Excerpted records:

··········

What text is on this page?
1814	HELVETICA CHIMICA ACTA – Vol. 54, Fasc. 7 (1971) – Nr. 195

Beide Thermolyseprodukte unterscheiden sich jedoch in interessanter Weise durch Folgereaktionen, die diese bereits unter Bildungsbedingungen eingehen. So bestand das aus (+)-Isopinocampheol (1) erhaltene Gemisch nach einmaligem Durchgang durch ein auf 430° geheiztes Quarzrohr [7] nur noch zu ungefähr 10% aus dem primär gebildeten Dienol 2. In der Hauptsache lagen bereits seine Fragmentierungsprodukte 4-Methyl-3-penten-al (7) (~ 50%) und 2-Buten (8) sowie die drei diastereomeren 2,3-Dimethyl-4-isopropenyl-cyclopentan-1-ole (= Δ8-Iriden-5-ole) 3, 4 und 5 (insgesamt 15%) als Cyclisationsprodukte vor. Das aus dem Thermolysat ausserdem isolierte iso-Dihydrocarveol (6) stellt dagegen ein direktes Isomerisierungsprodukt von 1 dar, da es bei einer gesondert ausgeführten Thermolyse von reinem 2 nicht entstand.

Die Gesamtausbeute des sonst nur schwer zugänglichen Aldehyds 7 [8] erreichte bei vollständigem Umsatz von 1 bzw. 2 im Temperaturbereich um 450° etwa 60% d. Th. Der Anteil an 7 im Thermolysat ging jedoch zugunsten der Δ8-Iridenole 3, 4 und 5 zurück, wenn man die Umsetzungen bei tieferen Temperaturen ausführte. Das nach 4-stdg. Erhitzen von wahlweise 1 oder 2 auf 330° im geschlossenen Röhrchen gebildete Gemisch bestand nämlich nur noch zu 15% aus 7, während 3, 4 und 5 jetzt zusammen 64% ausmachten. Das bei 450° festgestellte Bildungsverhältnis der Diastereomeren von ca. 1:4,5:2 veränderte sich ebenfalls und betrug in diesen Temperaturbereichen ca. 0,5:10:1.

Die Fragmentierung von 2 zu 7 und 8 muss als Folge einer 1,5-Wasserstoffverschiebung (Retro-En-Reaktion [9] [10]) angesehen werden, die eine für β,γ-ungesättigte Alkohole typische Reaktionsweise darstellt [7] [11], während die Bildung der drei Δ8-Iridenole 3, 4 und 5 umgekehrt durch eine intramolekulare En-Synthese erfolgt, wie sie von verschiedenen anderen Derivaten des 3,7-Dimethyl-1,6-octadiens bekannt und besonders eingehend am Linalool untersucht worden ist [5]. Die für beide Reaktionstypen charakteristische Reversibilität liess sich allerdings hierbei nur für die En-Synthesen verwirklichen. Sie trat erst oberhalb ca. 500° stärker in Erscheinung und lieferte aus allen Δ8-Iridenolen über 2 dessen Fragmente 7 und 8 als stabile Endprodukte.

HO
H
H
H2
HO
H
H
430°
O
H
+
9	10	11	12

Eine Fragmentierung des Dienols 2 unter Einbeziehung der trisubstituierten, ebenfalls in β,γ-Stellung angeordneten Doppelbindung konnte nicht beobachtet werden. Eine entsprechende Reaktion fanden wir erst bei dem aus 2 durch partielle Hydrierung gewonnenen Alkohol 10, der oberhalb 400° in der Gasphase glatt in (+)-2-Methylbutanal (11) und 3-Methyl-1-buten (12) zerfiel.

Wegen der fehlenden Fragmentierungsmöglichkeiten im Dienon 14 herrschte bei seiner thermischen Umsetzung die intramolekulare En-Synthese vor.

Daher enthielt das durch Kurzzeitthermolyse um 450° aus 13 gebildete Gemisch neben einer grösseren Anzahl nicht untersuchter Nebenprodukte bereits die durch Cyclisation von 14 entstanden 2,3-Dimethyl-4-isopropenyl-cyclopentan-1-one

··········

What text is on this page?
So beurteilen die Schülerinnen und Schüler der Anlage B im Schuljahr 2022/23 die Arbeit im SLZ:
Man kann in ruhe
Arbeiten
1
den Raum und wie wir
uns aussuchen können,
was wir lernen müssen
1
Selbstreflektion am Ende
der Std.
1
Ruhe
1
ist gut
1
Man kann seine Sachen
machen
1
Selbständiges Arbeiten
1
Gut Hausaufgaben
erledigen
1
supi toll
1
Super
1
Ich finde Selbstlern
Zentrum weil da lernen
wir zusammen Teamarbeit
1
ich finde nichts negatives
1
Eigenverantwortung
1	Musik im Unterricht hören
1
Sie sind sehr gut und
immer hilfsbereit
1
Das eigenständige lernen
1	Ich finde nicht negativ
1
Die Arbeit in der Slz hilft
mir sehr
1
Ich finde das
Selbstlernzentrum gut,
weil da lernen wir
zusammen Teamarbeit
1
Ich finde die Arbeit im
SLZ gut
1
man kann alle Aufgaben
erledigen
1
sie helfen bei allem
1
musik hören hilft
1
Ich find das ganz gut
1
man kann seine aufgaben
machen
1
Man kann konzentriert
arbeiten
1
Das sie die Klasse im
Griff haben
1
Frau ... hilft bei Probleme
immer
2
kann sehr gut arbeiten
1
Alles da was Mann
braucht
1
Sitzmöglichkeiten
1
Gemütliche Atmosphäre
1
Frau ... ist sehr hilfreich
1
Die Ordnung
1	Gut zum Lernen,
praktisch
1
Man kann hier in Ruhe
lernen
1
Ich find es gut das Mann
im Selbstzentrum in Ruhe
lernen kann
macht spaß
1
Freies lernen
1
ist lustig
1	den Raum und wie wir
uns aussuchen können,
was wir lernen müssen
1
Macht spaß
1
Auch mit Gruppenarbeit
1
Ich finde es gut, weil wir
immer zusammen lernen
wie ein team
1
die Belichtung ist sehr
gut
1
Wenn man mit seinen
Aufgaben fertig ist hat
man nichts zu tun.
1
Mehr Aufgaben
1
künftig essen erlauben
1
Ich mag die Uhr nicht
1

··········

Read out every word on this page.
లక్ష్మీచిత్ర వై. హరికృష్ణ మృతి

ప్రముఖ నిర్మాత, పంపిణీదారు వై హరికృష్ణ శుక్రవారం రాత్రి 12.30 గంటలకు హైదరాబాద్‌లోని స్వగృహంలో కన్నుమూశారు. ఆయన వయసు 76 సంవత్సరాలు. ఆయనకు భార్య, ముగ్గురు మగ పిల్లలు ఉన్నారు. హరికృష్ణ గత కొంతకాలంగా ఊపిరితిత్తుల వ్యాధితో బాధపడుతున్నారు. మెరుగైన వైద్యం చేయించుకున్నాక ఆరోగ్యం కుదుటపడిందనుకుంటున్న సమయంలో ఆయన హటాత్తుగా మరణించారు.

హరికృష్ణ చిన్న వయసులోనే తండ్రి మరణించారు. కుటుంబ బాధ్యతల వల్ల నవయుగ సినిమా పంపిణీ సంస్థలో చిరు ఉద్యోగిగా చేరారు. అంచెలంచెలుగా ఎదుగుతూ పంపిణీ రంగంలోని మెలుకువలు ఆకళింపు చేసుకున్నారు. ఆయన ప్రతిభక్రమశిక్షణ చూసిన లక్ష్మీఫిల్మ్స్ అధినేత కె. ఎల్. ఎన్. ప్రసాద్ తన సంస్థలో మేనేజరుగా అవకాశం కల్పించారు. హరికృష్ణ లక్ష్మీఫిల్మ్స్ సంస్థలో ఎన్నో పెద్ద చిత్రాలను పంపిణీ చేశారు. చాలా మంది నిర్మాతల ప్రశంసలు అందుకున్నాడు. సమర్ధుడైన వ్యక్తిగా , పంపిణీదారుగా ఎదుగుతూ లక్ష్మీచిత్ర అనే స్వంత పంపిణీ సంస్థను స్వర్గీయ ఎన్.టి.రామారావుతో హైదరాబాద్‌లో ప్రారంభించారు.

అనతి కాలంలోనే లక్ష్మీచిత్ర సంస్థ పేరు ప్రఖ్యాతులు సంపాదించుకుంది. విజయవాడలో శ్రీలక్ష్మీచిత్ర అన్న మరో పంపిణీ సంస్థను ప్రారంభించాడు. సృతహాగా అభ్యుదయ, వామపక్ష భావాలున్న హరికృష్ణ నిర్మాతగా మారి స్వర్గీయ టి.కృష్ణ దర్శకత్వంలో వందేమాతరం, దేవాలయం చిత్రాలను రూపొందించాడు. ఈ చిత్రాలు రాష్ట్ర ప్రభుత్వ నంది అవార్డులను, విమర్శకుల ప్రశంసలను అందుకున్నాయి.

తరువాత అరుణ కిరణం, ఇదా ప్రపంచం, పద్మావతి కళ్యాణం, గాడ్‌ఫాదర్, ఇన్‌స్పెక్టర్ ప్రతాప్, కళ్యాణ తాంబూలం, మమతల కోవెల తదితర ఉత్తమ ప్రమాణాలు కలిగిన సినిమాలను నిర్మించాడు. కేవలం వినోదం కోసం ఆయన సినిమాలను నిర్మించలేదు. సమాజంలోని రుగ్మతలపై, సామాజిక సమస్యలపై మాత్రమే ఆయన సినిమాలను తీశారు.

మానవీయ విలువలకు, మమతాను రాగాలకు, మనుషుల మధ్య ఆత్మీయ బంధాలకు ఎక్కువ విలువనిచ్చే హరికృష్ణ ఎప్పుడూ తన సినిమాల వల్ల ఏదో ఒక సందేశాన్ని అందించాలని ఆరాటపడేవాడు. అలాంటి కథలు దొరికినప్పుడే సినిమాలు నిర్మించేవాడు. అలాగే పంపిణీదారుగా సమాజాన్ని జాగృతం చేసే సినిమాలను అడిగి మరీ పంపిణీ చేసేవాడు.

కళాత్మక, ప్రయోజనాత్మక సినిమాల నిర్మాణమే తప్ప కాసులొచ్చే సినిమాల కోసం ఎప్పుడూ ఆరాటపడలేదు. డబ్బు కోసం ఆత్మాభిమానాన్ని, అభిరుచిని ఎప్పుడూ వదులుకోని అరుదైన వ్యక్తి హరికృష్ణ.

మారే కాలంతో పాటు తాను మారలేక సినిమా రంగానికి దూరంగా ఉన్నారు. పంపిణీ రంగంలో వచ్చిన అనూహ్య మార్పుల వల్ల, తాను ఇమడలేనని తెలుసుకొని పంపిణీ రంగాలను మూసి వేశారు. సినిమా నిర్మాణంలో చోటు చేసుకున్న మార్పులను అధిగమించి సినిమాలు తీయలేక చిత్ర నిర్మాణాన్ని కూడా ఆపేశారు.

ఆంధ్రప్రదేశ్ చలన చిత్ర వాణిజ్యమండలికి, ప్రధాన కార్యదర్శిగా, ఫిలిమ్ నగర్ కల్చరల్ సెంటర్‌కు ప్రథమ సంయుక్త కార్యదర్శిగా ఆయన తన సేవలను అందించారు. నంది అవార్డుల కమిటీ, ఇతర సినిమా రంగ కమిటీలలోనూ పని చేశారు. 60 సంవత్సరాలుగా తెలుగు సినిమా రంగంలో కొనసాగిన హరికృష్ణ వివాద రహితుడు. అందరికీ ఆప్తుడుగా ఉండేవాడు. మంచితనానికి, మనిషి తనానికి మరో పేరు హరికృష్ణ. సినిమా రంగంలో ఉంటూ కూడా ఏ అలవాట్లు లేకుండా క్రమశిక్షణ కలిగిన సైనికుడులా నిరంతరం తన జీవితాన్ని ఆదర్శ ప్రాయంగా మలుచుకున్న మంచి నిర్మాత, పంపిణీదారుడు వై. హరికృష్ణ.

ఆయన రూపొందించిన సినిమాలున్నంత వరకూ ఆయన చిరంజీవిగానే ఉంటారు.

··········

Count the lines above in which the word "Raum" appears, then state only that count.

2